[openstack-dev] Concerns about the ballooning size of keystone tokens

Dolph Mathews dolph.mathews at gmail.com
Wed May 21 20:16:18 UTC 2014


On Wed, May 21, 2014 at 11:32 AM, John Dickinson <me at not.mn> wrote:

> Thanks Dolph and Lance for the info and links.
>
>
> What concerns me, in general, about the current length of keystone tokens
> is that they are unbounded. And the proposed solutions don't change that
> pattern.
>
> My understanding of why PKI tokens are used is so that the system doesn't
> have to call to Keystone to authorize the request. This reduces the load on
> Keystone, but it adds significant overhead for every API request.
>
> Keystone's first system was to use UUID bearer tokens. These are fixed
> length, small, cacheable, and require a call to Keystone once per cache
> period.
>
> Moving to PKI tokens, we now have multi-kB headers that significantly
> increase the size of each request. Swift deployers commonly have small
> objects on the order of <50kB, so adding another ~10kB to each request,
> just to save a once-a-day call to Keystone (ie uuid tokens) seems to be a
> really high price to pay for not much benefit.
>
> The other benefit to PKI tokens is that services can make calls to other
> systems on behalf of the user (eg nova can call cinder for the user). This
> is great, but it's not the only usage pattern in OpenStack projects, and
> therefore I don't like optimizing for it at the expense of other patterns.
>
> In addition to PKI tokens (ie signed+encoded service catalogs), I'd like
> to see Keystone support and remain committed to fixed-length bearer tokens
> or a signed-with-shared-secret auth mechanism (a la AWS).
>

This is a fantastic argument in favor of UUID today. PKI will likely never
be fixed-length, but hopefully we can continue making them smaller such
that this argument might carry substantially less weight someday.

**Supplied material**:
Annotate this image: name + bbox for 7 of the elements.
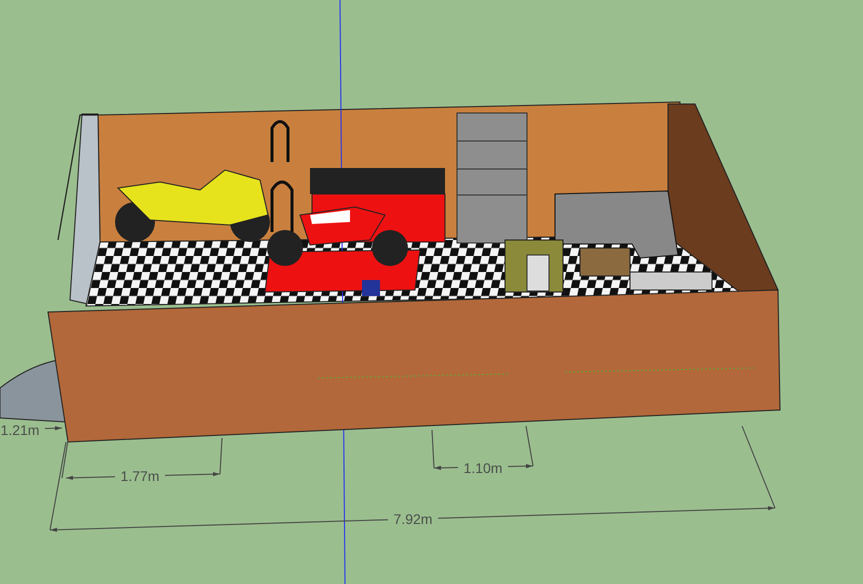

**Tasks to complete**:
1. In the mailing list post about keystone tokens, what was Keystone's first system?
2. List every property that the mailing list post about keystone tokens gives for UUID bearer tokens.
3. Reproduce the part of the keystone tokens post that starts at "[openstack-dev] Concerns about" and ends at "info and links.".

**Solution list**:
1. UUID bearer tokens.

2.
- Fixed length
- Small
- Cacheable
- Require a call to Keystone once per cache period

3.
[openstack-dev] Concerns about the ballooning size of keystone tokens

Dolph Mathews dolph.mathews at gmail.com
Wed May 21 20:16:18 UTC 2014


On Wed, May 21, 2014 at 11:32 AM, John Dickinson <me at not.mn> wrote:

> Thanks Dolph and Lance for the info and links.